Data excerpts:

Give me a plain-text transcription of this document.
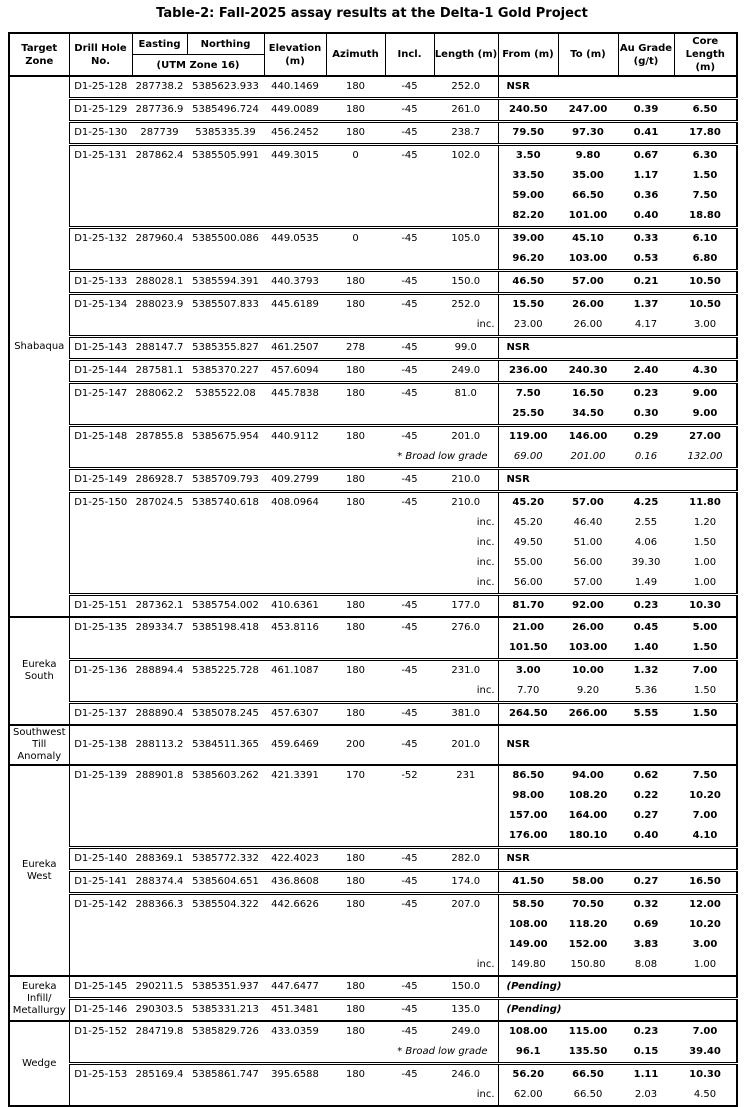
Table-2: Fall-2025 assay results at the Delta-1 Gold Project
Target Zone	Drill Hole No.	Easting	Northing	Elevation (m)	Azimuth	Incl.	Length (m)	From (m)	To (m)	Au Grade (g/t)	Core Length (m)
		(UTM Zone 16)									
Shabaqua	D1-25-128	287738.2	5385623.933	440.1469	180	-45	252.0	NSR			
	D1-25-129	287736.9	5385496.724	449.0089	180	-45	261.0	240.50	247.00	0.39	6.50
	D1-25-130	287739	5385335.39	456.2452	180	-45	238.7	79.50	97.30	0.41	17.80
	D1-25-131	287862.4	5385505.991	449.3015	0	-45	102.0	3.50	9.80	0.67	6.30
								33.50	35.00	1.17	1.50
								59.00	66.50	0.36	7.50
								82.20	101.00	0.40	18.80
	D1-25-132	287960.4	5385500.086	449.0535	0	-45	105.0	39.00	45.10	0.33	6.10
								96.20	103.00	0.53	6.80
	D1-25-133	288028.1	5385594.391	440.3793	180	-45	150.0	46.50	57.00	0.21	10.50
	D1-25-134	288023.9	5385507.833	445.6189	180	-45	252.0	15.50	26.00	1.37	10.50
							inc.	23.00	26.00	4.17	3.00
	D1-25-143	288147.7	5385355.827	461.2507	278	-45	99.0	NSR			
	D1-25-144	287581.1	5385370.227	457.6094	180	-45	249.0	236.00	240.30	2.40	4.30
	D1-25-147	288062.2	5385522.08	445.7838	180	-45	81.0	7.50	16.50	0.23	9.00
								25.50	34.50	0.30	9.00
	D1-25-148	287855.8	5385675.954	440.9112	180	-45	201.0	119.00	146.00	0.29	27.00
					* Broad low grade			69.00	201.00	0.16	132.00
	D1-25-149	286928.7	5385709.793	409.2799	180	-45	210.0	NSR			
	D1-25-150	287024.5	5385740.618	408.0964	180	-45	210.0	45.20	57.00	4.25	11.80
							inc.	45.20	46.40	2.55	1.20
							inc.	49.50	51.00	4.06	1.50
							inc.	55.00	56.00	39.30	1.00
							inc.	56.00	57.00	1.49	1.00
	D1-25-151	287362.1	5385754.002	410.6361	180	-45	177.0	81.70	92.00	0.23	10.30
Eureka South	D1-25-135	289334.7	5385198.418	453.8116	180	-45	276.0	21.00	26.00	0.45	5.00
								101.50	103.00	1.40	1.50
	D1-25-136	288894.4	5385225.728	461.1087	180	-45	231.0	3.00	10.00	1.32	7.00
							inc.	7.70	9.20	5.36	1.50
	D1-25-137	288890.4	5385078.245	457.6307	180	-45	381.0	264.50	266.00	5.55	1.50
Southwest Till Anomaly	D1-25-138	288113.2	5384511.365	459.6469	200	-45	201.0	NSR			
Eureka West	D1-25-139	288901.8	5385603.262	421.3391	170	-52	231	86.50	94.00	0.62	7.50
								98.00	108.20	0.22	10.20
								157.00	164.00	0.27	7.00
								176.00	180.10	0.40	4.10
	D1-25-140	288369.1	5385772.332	422.4023	180	-45	282.0	NSR			
	D1-25-141	288374.4	5385604.651	436.8608	180	-45	174.0	41.50	58.00	0.27	16.50
	D1-25-142	288366.3	5385504.322	442.6626	180	-45	207.0	58.50	70.50	0.32	12.00
								108.00	118.20	0.69	10.20
								149.00	152.00	3.83	3.00
							inc.	149.80	150.80	8.08	1.00
Eureka Infill/ Metallurgy	D1-25-145	290211.5	5385351.937	447.6477	180	-45	150.0	(Pending)			
	D1-25-146	290303.5	5385331.213	451.3481	180	-45	135.0	(Pending)			
Wedge	D1-25-152	284719.8	5385829.726	433.0359	180	-45	249.0	108.00	115.00	0.23	7.00
					* Broad low grade			96.1	135.50	0.15	39.40
	D1-25-153	285169.4	5385861.747	395.6588	180	-45	246.0	56.20	66.50	1.11	10.30
							inc.	62.00	66.50	2.03	4.50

### TRY IT
Check each line of the records above, and copy those that hold the word "Broad".

### OUTPUT
					* Broad low grade			69.00	201.00	0.16	132.00
					* Broad low grade			96.1	135.50	0.15	39.40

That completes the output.